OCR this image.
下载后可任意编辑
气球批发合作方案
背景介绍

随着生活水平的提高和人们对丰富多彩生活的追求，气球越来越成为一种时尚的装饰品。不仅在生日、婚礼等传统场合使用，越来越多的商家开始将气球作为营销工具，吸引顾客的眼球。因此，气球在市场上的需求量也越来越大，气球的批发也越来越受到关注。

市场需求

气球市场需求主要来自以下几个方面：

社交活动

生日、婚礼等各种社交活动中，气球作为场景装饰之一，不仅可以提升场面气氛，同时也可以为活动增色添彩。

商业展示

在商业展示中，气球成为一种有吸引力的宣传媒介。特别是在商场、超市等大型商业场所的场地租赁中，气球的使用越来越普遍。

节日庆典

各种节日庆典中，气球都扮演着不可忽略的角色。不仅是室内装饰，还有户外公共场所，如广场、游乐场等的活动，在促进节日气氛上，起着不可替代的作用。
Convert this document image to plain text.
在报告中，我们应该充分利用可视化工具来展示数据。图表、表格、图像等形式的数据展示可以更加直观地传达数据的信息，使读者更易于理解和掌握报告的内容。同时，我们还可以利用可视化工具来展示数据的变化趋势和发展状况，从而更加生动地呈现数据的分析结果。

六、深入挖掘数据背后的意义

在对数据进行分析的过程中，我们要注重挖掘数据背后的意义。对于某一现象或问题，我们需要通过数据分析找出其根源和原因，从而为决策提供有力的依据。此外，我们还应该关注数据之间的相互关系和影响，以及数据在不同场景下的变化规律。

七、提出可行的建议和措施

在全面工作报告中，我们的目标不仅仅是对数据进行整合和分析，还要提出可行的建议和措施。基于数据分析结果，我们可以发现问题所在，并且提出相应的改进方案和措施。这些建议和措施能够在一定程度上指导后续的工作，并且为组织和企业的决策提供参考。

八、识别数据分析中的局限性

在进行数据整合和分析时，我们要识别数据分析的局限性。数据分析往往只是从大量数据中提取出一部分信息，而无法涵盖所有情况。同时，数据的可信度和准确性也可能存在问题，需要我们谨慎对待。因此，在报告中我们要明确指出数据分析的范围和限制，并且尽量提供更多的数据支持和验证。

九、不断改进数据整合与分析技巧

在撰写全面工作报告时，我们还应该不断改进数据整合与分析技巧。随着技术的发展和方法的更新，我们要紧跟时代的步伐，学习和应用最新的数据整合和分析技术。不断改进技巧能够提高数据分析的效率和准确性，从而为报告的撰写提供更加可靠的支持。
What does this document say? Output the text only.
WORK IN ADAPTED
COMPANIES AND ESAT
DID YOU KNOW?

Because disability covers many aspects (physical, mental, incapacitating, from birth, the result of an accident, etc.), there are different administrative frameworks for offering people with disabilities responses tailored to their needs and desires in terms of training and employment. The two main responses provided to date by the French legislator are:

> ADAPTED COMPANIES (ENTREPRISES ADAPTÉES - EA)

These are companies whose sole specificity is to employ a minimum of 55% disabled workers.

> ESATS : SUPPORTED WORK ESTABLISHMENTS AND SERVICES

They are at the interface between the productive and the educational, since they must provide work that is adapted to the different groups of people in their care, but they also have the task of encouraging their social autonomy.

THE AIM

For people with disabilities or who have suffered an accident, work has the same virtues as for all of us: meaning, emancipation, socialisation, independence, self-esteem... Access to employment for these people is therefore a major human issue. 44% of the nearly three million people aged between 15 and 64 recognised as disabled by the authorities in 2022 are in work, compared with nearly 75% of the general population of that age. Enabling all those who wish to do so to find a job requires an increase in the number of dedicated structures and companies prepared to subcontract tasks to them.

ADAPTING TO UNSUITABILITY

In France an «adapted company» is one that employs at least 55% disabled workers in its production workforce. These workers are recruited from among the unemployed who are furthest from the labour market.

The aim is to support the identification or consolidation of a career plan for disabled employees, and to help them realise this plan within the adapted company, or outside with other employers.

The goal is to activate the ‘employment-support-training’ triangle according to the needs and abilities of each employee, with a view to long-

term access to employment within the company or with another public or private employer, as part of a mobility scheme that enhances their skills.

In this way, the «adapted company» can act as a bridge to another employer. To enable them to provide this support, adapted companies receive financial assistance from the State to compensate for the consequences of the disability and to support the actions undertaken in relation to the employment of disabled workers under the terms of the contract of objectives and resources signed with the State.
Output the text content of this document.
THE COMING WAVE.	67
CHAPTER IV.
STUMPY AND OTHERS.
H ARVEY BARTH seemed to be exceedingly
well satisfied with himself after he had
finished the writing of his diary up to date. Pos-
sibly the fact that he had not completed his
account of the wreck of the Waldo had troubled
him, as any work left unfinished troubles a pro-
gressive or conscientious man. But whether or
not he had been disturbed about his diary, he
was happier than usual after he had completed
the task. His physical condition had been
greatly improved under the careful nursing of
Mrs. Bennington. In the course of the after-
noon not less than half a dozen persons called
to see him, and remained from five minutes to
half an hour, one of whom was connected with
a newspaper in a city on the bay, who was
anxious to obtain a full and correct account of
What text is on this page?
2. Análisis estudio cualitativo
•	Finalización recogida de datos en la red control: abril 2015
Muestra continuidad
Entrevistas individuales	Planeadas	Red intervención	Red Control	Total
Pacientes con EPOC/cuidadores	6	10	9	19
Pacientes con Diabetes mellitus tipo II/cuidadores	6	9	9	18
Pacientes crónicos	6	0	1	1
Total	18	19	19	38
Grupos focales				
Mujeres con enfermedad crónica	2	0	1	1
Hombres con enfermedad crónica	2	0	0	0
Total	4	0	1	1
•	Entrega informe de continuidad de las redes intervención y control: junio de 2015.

####################

Faithfully transcribe the whole of the data.

OCR this image.
下载后可任意编辑
气球批发合作方案
背景介绍

随着生活水平的提高和人们对丰富多彩生活的追求，气球越来越成为一种时尚的装饰品。不仅在生日、婚礼等传统场合使用，越来越多的商家开始将气球作为营销工具，吸引顾客的眼球。因此，气球在市场上的需求量也越来越大，气球的批发也越来越受到关注。

市场需求

气球市场需求主要来自以下几个方面：

社交活动

生日、婚礼等各种社交活动中，气球作为场景装饰之一，不仅可以提升场面气氛，同时也可以为活动增色添彩。

商业展示

在商业展示中，气球成为一种有吸引力的宣传媒介。特别是在商场、超市等大型商业场所的场地租赁中，气球的使用越来越普遍。

节日庆典

各种节日庆典中，气球都扮演着不可忽略的角色。不仅是室内装饰，还有户外公共场所，如广场、游乐场等的活动，在促进节日气氛上，起着不可替代的作用。
Convert this document image to plain text.
在报告中，我们应该充分利用可视化工具来展示数据。图表、表格、图像等形式的数据展示可以更加直观地传达数据的信息，使读者更易于理解和掌握报告的内容。同时，我们还可以利用可视化工具来展示数据的变化趋势和发展状况，从而更加生动地呈现数据的分析结果。

六、深入挖掘数据背后的意义

在对数据进行分析的过程中，我们要注重挖掘数据背后的意义。对于某一现象或问题，我们需要通过数据分析找出其根源和原因，从而为决策提供有力的依据。此外，我们还应该关注数据之间的相互关系和影响，以及数据在不同场景下的变化规律。

七、提出可行的建议和措施

在全面工作报告中，我们的目标不仅仅是对数据进行整合和分析，还要提出可行的建议和措施。基于数据分析结果，我们可以发现问题所在，并且提出相应的改进方案和措施。这些建议和措施能够在一定程度上指导后续的工作，并且为组织和企业的决策提供参考。

八、识别数据分析中的局限性

在进行数据整合和分析时，我们要识别数据分析的局限性。数据分析往往只是从大量数据中提取出一部分信息，而无法涵盖所有情况。同时，数据的可信度和准确性也可能存在问题，需要我们谨慎对待。因此，在报告中我们要明确指出数据分析的范围和限制，并且尽量提供更多的数据支持和验证。

九、不断改进数据整合与分析技巧

在撰写全面工作报告时，我们还应该不断改进数据整合与分析技巧。随着技术的发展和方法的更新，我们要紧跟时代的步伐，学习和应用最新的数据整合和分析技术。不断改进技巧能够提高数据分析的效率和准确性，从而为报告的撰写提供更加可靠的支持。
What does this document say? Output the text only.
WORK IN ADAPTED
COMPANIES AND ESAT
DID YOU KNOW?

Because disability covers many aspects (physical, mental, incapacitating, from birth, the result of an accident, etc.), there are different administrative frameworks for offering people with disabilities responses tailored to their needs and desires in terms of training and employment. The two main responses provided to date by the French legislator are:

> ADAPTED COMPANIES (ENTREPRISES ADAPTÉES - EA)

These are companies whose sole specificity is to employ a minimum of 55% disabled workers.

> ESATS : SUPPORTED WORK ESTABLISHMENTS AND SERVICES

They are at the interface between the productive and the educational, since they must provide work that is adapted to the different groups of people in their care, but they also have the task of encouraging their social autonomy.

THE AIM

For people with disabilities or who have suffered an accident, work has the same virtues as for all of us: meaning, emancipation, socialisation, independence, self-esteem... Access to employment for these people is therefore a major human issue. 44% of the nearly three million people aged between 15 and 64 recognised as disabled by the authorities in 2022 are in work, compared with nearly 75% of the general population of that age. Enabling all those who wish to do so to find a job requires an increase in the number of dedicated structures and companies prepared to subcontract tasks to them.

ADAPTING TO UNSUITABILITY

In France an «adapted company» is one that employs at least 55% disabled workers in its production workforce. These workers are recruited from among the unemployed who are furthest from the labour market.

The aim is to support the identification or consolidation of a career plan for disabled employees, and to help them realise this plan within the adapted company, or outside with other employers.

The goal is to activate the ‘employment-support-training’ triangle according to the needs and abilities of each employee, with a view to long-

term access to employment within the company or with another public or private employer, as part of a mobility scheme that enhances their skills.

In this way, the «adapted company» can act as a bridge to another employer. To enable them to provide this support, adapted companies receive financial assistance from the State to compensate for the consequences of the disability and to support the actions undertaken in relation to the employment of disabled workers under the terms of the contract of objectives and resources signed with the State.
Output the text content of this document.
THE COMING WAVE.	67
CHAPTER IV.
STUMPY AND OTHERS.
H ARVEY BARTH seemed to be exceedingly
well satisfied with himself after he had
finished the writing of his diary up to date. Pos-
sibly the fact that he had not completed his
account of the wreck of the Waldo had troubled
him, as any work left unfinished troubles a pro-
gressive or conscientious man. But whether or
not he had been disturbed about his diary, he
was happier than usual after he had completed
the task. His physical condition had been
greatly improved under the careful nursing of
Mrs. Bennington. In the course of the after-
noon not less than half a dozen persons called
to see him, and remained from five minutes to
half an hour, one of whom was connected with
a newspaper in a city on the bay, who was
anxious to obtain a full and correct account of
What text is on this page?
2. Análisis estudio cualitativo
•	Finalización recogida de datos en la red control: abril 2015
Muestra continuidad
Entrevistas individuales	Planeadas	Red intervención	Red Control	Total
Pacientes con EPOC/cuidadores	6	10	9	19
Pacientes con Diabetes mellitus tipo II/cuidadores	6	9	9	18
Pacientes crónicos	6	0	1	1
Total	18	19	19	38
Grupos focales				
Mujeres con enfermedad crónica	2	0	1	1
Hombres con enfermedad crónica	2	0	0	0
Total	4	0	1	1
•	Entrega informe de continuidad de las redes intervención y control: junio de 2015.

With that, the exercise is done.